Stored items from a collection
---

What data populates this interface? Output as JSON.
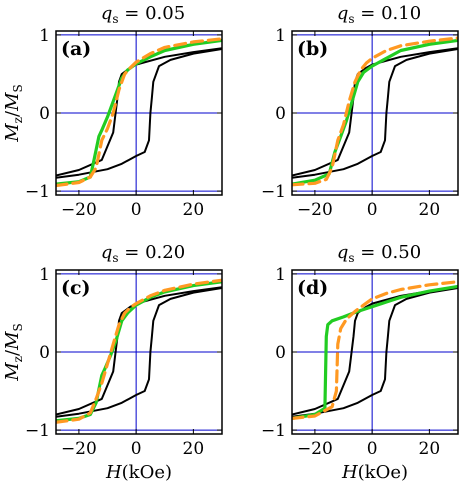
{
  "colors": {
    "frame": "#000000",
    "reference_lines": "#0000cc",
    "black_curve": "#000000",
    "green_curve": "#22cc22",
    "orange_curve": "#ff9922"
  },
  "shared": {
    "ylabel": "M_z/M_S",
    "xlabel": "H(kOe)",
    "xticks": [
      "−20",
      "0",
      "20"
    ],
    "yticks": [
      "−1",
      "0",
      "1"
    ]
  },
  "chart_data": [
    {
      "type": "line",
      "label": "(a)",
      "title": "q_s = 0.05",
      "q_s": "0.05",
      "xlim": [
        -28,
        30
      ],
      "ylim": [
        -1.05,
        1.05
      ],
      "grid": false,
      "reference_lines": {
        "y": [
          0,
          1,
          -1
        ],
        "x": [
          0
        ]
      },
      "series": [
        {
          "color": "black",
          "style": "solid",
          "x": [
            -28,
            -20,
            -12,
            -8,
            -6.5,
            -6,
            -5,
            -2,
            0,
            10,
            20,
            30
          ],
          "y": [
            -0.8,
            -0.73,
            -0.6,
            -0.25,
            0.2,
            0.4,
            0.5,
            0.58,
            0.62,
            0.72,
            0.78,
            0.83
          ]
        },
        {
          "color": "black",
          "style": "solid",
          "x": [
            -28,
            -20,
            -10,
            -5,
            0,
            3,
            4.5,
            5,
            5.5,
            6,
            8,
            12,
            20,
            30
          ],
          "y": [
            -0.83,
            -0.79,
            -0.72,
            -0.65,
            -0.55,
            -0.5,
            -0.35,
            0,
            0.2,
            0.4,
            0.6,
            0.68,
            0.76,
            0.82
          ]
        },
        {
          "color": "green",
          "style": "solid",
          "x": [
            -28,
            -20,
            -16,
            -15,
            -13,
            -12,
            -10,
            -7,
            -5,
            -3,
            0,
            5,
            10,
            20,
            30
          ],
          "y": [
            -0.91,
            -0.88,
            -0.82,
            -0.65,
            -0.3,
            -0.22,
            -0.05,
            0.25,
            0.45,
            0.55,
            0.63,
            0.72,
            0.8,
            0.88,
            0.93
          ]
        },
        {
          "color": "orange",
          "style": "dashed",
          "x": [
            -28,
            -20,
            -16,
            -14,
            -12,
            -10,
            -8,
            -6,
            -4,
            -2,
            0,
            5,
            10,
            20,
            30
          ],
          "y": [
            -0.93,
            -0.89,
            -0.82,
            -0.7,
            -0.35,
            -0.2,
            0.0,
            0.3,
            0.5,
            0.58,
            0.65,
            0.76,
            0.84,
            0.91,
            0.95
          ]
        }
      ]
    },
    {
      "type": "line",
      "label": "(b)",
      "title": "q_s = 0.10",
      "q_s": "0.10",
      "xlim": [
        -28,
        30
      ],
      "ylim": [
        -1.05,
        1.05
      ],
      "grid": false,
      "reference_lines": {
        "y": [
          0,
          1,
          -1
        ],
        "x": [
          0
        ]
      },
      "series": [
        {
          "color": "black",
          "style": "solid",
          "x": [
            -28,
            -20,
            -12,
            -8,
            -6.5,
            -6,
            -5,
            -2,
            0,
            10,
            20,
            30
          ],
          "y": [
            -0.8,
            -0.73,
            -0.6,
            -0.25,
            0.2,
            0.4,
            0.5,
            0.58,
            0.62,
            0.72,
            0.78,
            0.83
          ]
        },
        {
          "color": "black",
          "style": "solid",
          "x": [
            -28,
            -20,
            -10,
            -5,
            0,
            3,
            4.5,
            5,
            5.5,
            6,
            8,
            12,
            20,
            30
          ],
          "y": [
            -0.83,
            -0.79,
            -0.72,
            -0.65,
            -0.55,
            -0.5,
            -0.35,
            0,
            0.2,
            0.4,
            0.6,
            0.68,
            0.76,
            0.82
          ]
        },
        {
          "color": "green",
          "style": "solid",
          "x": [
            -28,
            -20,
            -15,
            -13,
            -11,
            -9,
            -7,
            -5,
            -3,
            0,
            5,
            10,
            20,
            30
          ],
          "y": [
            -0.91,
            -0.86,
            -0.78,
            -0.5,
            -0.3,
            -0.1,
            0.15,
            0.4,
            0.52,
            0.6,
            0.7,
            0.8,
            0.88,
            0.93
          ]
        },
        {
          "color": "orange",
          "style": "dashed",
          "x": [
            -28,
            -20,
            -16,
            -14,
            -12,
            -10,
            -8,
            -6,
            -4,
            -2,
            0,
            5,
            10,
            20,
            30
          ],
          "y": [
            -0.92,
            -0.9,
            -0.85,
            -0.7,
            -0.35,
            -0.15,
            0.15,
            0.4,
            0.55,
            0.64,
            0.7,
            0.8,
            0.86,
            0.92,
            0.96
          ]
        }
      ]
    },
    {
      "type": "line",
      "label": "(c)",
      "title": "q_s = 0.20",
      "q_s": "0.20",
      "xlim": [
        -28,
        30
      ],
      "ylim": [
        -1.05,
        1.05
      ],
      "grid": false,
      "reference_lines": {
        "y": [
          0,
          1,
          -1
        ],
        "x": [
          0
        ]
      },
      "series": [
        {
          "color": "black",
          "style": "solid",
          "x": [
            -28,
            -20,
            -12,
            -8,
            -6.5,
            -6,
            -5,
            -2,
            0,
            10,
            20,
            30
          ],
          "y": [
            -0.8,
            -0.73,
            -0.6,
            -0.25,
            0.2,
            0.4,
            0.5,
            0.58,
            0.62,
            0.72,
            0.78,
            0.83
          ]
        },
        {
          "color": "black",
          "style": "solid",
          "x": [
            -28,
            -20,
            -10,
            -5,
            0,
            3,
            4.5,
            5,
            5.5,
            6,
            8,
            12,
            20,
            30
          ],
          "y": [
            -0.83,
            -0.79,
            -0.72,
            -0.65,
            -0.55,
            -0.5,
            -0.35,
            0,
            0.2,
            0.4,
            0.6,
            0.68,
            0.76,
            0.82
          ]
        },
        {
          "color": "green",
          "style": "solid",
          "x": [
            -28,
            -20,
            -16,
            -14,
            -12,
            -11,
            -9,
            -7,
            -5,
            -3,
            0,
            5,
            10,
            20,
            30
          ],
          "y": [
            -0.88,
            -0.85,
            -0.8,
            -0.65,
            -0.3,
            -0.22,
            -0.05,
            0.15,
            0.4,
            0.5,
            0.6,
            0.7,
            0.77,
            0.85,
            0.9
          ]
        },
        {
          "color": "orange",
          "style": "dashed",
          "x": [
            -28,
            -20,
            -16,
            -14,
            -12,
            -10,
            -8,
            -6,
            -4,
            -2,
            0,
            5,
            10,
            20,
            30
          ],
          "y": [
            -0.9,
            -0.86,
            -0.78,
            -0.6,
            -0.4,
            -0.15,
            0.1,
            0.35,
            0.5,
            0.57,
            0.62,
            0.72,
            0.79,
            0.87,
            0.92
          ]
        }
      ]
    },
    {
      "type": "line",
      "label": "(d)",
      "title": "q_s = 0.50",
      "q_s": "0.50",
      "xlim": [
        -28,
        30
      ],
      "ylim": [
        -1.05,
        1.05
      ],
      "grid": false,
      "reference_lines": {
        "y": [
          0,
          1,
          -1
        ],
        "x": [
          0
        ]
      },
      "series": [
        {
          "color": "black",
          "style": "solid",
          "x": [
            -28,
            -20,
            -12,
            -8,
            -6.5,
            -6,
            -5,
            -2,
            0,
            10,
            20,
            30
          ],
          "y": [
            -0.8,
            -0.73,
            -0.6,
            -0.25,
            0.2,
            0.4,
            0.5,
            0.58,
            0.62,
            0.72,
            0.78,
            0.83
          ]
        },
        {
          "color": "black",
          "style": "solid",
          "x": [
            -28,
            -20,
            -10,
            -5,
            0,
            3,
            4.5,
            5,
            5.5,
            6,
            8,
            12,
            20,
            30
          ],
          "y": [
            -0.83,
            -0.79,
            -0.72,
            -0.65,
            -0.55,
            -0.5,
            -0.35,
            0,
            0.2,
            0.4,
            0.6,
            0.68,
            0.76,
            0.82
          ]
        },
        {
          "color": "green",
          "style": "solid",
          "x": [
            -28,
            -20,
            -16.5,
            -16,
            -15.5,
            -14,
            -10,
            -5,
            0,
            5,
            10,
            20,
            30
          ],
          "y": [
            -0.85,
            -0.8,
            -0.72,
            0.2,
            0.35,
            0.4,
            0.45,
            0.52,
            0.58,
            0.64,
            0.7,
            0.78,
            0.84
          ]
        },
        {
          "color": "orange",
          "style": "dashed",
          "x": [
            -28,
            -20,
            -14,
            -12.5,
            -12,
            -11,
            -9,
            -6,
            -3,
            0,
            5,
            10,
            20,
            30
          ],
          "y": [
            -0.85,
            -0.82,
            -0.7,
            -0.5,
            0.1,
            0.3,
            0.42,
            0.52,
            0.6,
            0.68,
            0.75,
            0.8,
            0.86,
            0.9
          ]
        }
      ]
    }
  ]
}
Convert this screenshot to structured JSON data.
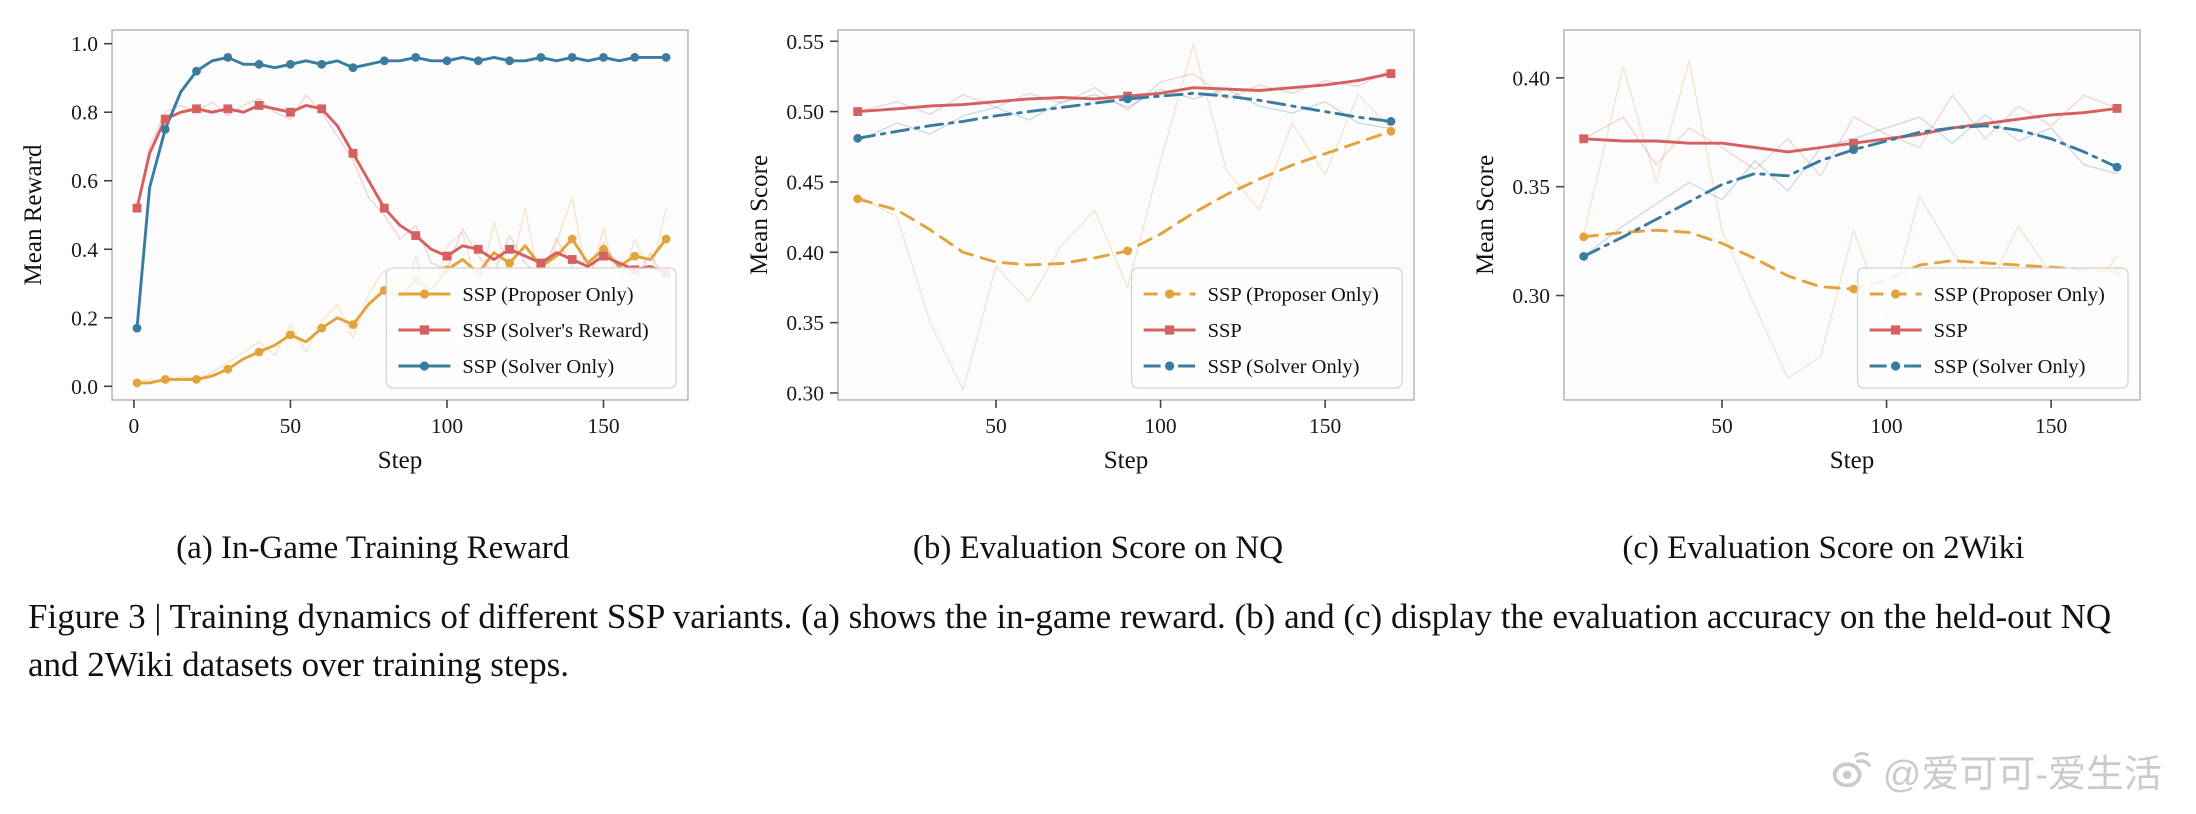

---

§ **What the exercise asks**: State the count of lines holding the string "this" in the listing above, and nothing else.

§ **Output of the exercise**: 2